**TASK PROMPT:** Write out the part of the patch review thread that opens with the words containing "Mon Jul 24 13:27:29" and closes with "characters to use.", changing every "EFLPM" to "DELIM".

**TEXT BLOCK:**
[Begin]
[PATCH] D153914: [clang-cl] Enable concatenation of predefined identifiers

Mon Jul 24 13:27:29 PDT 2023

tahonermann added inline comments.

================
Comment at: clang/lib/Sema/SemaExpr.cpp:2010-2013
+    OS << "R\"EFLPM("
+       << PredefinedExpr::ComputeName(getPredefinedExprKind(Tok.getKind()),
+                                      currentDecl)
+       << ")EFLPM\"";
----------------
RIscRIpt wrote:
> tahonermann wrote:
> > "EFLPM"? I'm assuming this is an attempt to avoid an accidental clash with the computed name. Does this suffice to ensure a clash can't happen? If not, can we do better? Per http://eel.is/c++draft/lex.string#nt:r-char and http://eel.is/c++draft/lex.charset#1, we have a lot of flexibility regarding which characters to use.
> At first I thought you were hinting me to use non-ascii characters for d-char-sequence. However, when I looked closely d-char-sequence is not as flexible as r-chars that you referenced: http://eel.is/c++draft/lex.string#nt:d-char and http://eel.is/c++draft/lex.charset#2
> 
> Here're my thoughts:
> 1. I was afraid that there could be a possibility of a function name contain either quote (`"`) or a backslash (`\`) despite it seemed impossible.
[End]
**DATA LINES:**
[Begin]
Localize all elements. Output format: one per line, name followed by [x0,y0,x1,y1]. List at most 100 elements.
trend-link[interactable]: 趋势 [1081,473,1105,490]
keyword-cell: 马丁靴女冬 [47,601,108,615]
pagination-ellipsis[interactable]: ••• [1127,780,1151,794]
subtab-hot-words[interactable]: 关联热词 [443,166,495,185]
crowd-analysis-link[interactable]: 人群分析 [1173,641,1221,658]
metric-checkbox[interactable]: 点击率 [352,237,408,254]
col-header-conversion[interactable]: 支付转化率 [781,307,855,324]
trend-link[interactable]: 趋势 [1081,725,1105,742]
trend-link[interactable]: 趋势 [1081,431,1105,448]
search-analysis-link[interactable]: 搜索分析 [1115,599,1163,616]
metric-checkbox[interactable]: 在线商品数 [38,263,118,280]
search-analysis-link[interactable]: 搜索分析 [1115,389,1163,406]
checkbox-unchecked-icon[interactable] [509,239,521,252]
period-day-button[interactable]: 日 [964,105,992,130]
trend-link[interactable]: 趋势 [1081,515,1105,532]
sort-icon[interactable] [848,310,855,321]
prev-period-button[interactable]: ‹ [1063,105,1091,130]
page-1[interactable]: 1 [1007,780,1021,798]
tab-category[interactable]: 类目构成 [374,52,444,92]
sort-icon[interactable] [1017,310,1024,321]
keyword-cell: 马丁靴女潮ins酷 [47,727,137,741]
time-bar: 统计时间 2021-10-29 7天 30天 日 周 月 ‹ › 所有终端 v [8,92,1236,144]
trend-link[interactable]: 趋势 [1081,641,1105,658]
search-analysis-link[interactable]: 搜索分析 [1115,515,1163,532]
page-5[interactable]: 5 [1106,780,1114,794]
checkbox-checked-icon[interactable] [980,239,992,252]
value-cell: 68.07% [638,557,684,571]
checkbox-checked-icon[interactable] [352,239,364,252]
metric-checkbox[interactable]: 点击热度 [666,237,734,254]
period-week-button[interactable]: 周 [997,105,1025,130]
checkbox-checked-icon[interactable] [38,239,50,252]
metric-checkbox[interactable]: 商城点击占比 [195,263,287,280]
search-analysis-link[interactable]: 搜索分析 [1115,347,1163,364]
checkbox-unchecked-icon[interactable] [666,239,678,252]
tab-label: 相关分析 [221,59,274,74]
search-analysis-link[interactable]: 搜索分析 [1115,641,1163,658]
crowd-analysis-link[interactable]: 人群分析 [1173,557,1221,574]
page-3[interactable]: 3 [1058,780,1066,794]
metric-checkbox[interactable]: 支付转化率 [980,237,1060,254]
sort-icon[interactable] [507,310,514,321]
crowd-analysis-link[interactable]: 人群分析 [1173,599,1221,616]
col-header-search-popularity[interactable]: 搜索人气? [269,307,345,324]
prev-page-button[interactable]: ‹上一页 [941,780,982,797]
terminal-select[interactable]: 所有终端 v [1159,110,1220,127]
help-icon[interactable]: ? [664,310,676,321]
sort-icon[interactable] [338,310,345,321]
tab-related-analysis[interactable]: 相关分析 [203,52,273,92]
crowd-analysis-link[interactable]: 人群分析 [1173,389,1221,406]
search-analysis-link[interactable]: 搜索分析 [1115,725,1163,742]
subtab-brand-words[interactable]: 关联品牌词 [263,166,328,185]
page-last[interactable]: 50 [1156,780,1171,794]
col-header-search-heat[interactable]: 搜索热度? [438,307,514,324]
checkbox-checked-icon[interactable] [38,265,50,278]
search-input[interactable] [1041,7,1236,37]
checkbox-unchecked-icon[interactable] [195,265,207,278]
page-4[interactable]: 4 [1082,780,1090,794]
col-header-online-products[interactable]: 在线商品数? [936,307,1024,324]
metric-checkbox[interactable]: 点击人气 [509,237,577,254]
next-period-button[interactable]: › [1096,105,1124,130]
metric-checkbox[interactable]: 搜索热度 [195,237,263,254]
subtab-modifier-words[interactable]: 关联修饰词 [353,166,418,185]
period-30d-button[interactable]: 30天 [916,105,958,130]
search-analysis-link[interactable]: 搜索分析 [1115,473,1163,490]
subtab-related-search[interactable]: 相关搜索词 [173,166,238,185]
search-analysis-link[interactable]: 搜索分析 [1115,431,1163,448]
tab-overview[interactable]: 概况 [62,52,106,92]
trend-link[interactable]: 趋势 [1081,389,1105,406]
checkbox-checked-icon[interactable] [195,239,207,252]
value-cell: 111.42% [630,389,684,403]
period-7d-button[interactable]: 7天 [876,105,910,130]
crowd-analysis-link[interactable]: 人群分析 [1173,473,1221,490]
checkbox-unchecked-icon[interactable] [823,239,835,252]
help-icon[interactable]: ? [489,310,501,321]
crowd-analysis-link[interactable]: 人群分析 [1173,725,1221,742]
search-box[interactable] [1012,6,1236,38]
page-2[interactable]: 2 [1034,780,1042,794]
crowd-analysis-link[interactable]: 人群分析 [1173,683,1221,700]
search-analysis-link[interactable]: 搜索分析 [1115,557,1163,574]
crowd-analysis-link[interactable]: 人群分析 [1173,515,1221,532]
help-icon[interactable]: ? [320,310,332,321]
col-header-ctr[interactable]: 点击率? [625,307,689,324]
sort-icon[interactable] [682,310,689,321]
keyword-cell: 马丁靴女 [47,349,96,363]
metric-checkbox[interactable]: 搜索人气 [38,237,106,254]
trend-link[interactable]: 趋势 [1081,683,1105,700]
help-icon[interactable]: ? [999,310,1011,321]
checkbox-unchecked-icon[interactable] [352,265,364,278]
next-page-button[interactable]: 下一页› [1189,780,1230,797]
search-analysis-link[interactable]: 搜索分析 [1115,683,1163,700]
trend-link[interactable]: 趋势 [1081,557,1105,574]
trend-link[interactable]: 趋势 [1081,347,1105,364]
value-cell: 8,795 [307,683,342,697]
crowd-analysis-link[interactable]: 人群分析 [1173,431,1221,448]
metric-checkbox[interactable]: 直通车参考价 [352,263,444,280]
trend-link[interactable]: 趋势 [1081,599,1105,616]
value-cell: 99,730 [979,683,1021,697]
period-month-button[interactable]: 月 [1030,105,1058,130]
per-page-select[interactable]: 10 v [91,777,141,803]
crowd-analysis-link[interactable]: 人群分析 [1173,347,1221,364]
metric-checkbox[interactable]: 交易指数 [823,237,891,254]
[End]
**TASK RESULT:**
Mon Jul 24 13:27:29 PDT 2023

tahonermann added inline comments.

================
Comment at: clang/lib/Sema/SemaExpr.cpp:2010-2013
+    OS << "R\"DELIM("
+       << PredefinedExpr::ComputeName(getPredefinedExprKind(Tok.getKind()),
+                                      currentDecl)
+       << ")DELIM\"";
----------------
RIscRIpt wrote:
> tahonermann wrote:
> > "DELIM"? I'm assuming this is an attempt to avoid an accidental clash with the computed name. Does this suffice to ensure a clash can't happen? If not, can we do better? Per http://eel.is/c++draft/lex.string#nt:r-char and http://eel.is/c++draft/lex.charset#1, we have a lot of flexibility regarding which characters to use.